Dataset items
________________________________________

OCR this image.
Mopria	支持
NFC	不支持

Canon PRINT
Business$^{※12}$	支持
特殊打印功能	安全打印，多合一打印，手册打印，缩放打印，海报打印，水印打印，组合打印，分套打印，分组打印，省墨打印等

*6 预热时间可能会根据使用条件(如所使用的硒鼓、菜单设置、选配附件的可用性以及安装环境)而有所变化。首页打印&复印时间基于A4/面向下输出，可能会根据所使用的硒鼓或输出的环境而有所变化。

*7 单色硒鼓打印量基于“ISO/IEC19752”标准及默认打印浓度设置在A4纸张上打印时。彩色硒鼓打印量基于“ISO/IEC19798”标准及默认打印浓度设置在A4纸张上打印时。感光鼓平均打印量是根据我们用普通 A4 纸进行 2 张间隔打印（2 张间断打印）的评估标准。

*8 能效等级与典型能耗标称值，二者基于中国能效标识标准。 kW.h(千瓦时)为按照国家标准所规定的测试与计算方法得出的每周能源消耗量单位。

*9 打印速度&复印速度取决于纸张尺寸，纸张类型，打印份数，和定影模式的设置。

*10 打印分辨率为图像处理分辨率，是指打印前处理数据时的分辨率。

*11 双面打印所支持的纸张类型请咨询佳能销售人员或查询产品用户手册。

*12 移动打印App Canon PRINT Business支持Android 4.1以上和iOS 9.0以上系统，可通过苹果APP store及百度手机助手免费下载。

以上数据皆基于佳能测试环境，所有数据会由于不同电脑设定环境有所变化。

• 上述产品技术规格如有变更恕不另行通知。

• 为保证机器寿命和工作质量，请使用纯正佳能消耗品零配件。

________________________________________

■ **What this task involves**: Provide all the records again, word for word.

■ **Written reply**:
OCR this image.
Mopria	支持
NFC	不支持

Canon PRINT
Business$^{※12}$	支持
特殊打印功能	安全打印，多合一打印，手册打印，缩放打印，海报打印，水印打印，组合打印，分套打印，分组打印，省墨打印等

*6 预热时间可能会根据使用条件(如所使用的硒鼓、菜单设置、选配附件的可用性以及安装环境)而有所变化。首页打印&复印时间基于A4/面向下输出，可能会根据所使用的硒鼓或输出的环境而有所变化。

*7 单色硒鼓打印量基于“ISO/IEC19752”标准及默认打印浓度设置在A4纸张上打印时。彩色硒鼓打印量基于“ISO/IEC19798”标准及默认打印浓度设置在A4纸张上打印时。感光鼓平均打印量是根据我们用普通 A4 纸进行 2 张间隔打印（2 张间断打印）的评估标准。

*8 能效等级与典型能耗标称值，二者基于中国能效标识标准。 kW.h(千瓦时)为按照国家标准所规定的测试与计算方法得出的每周能源消耗量单位。

*9 打印速度&复印速度取决于纸张尺寸，纸张类型，打印份数，和定影模式的设置。

*10 打印分辨率为图像处理分辨率，是指打印前处理数据时的分辨率。

*11 双面打印所支持的纸张类型请咨询佳能销售人员或查询产品用户手册。

*12 移动打印App Canon PRINT Business支持Android 4.1以上和iOS 9.0以上系统，可通过苹果APP store及百度手机助手免费下载。

以上数据皆基于佳能测试环境，所有数据会由于不同电脑设定环境有所变化。

• 上述产品技术规格如有变更恕不另行通知。

• 为保证机器寿命和工作质量，请使用纯正佳能消耗品零配件。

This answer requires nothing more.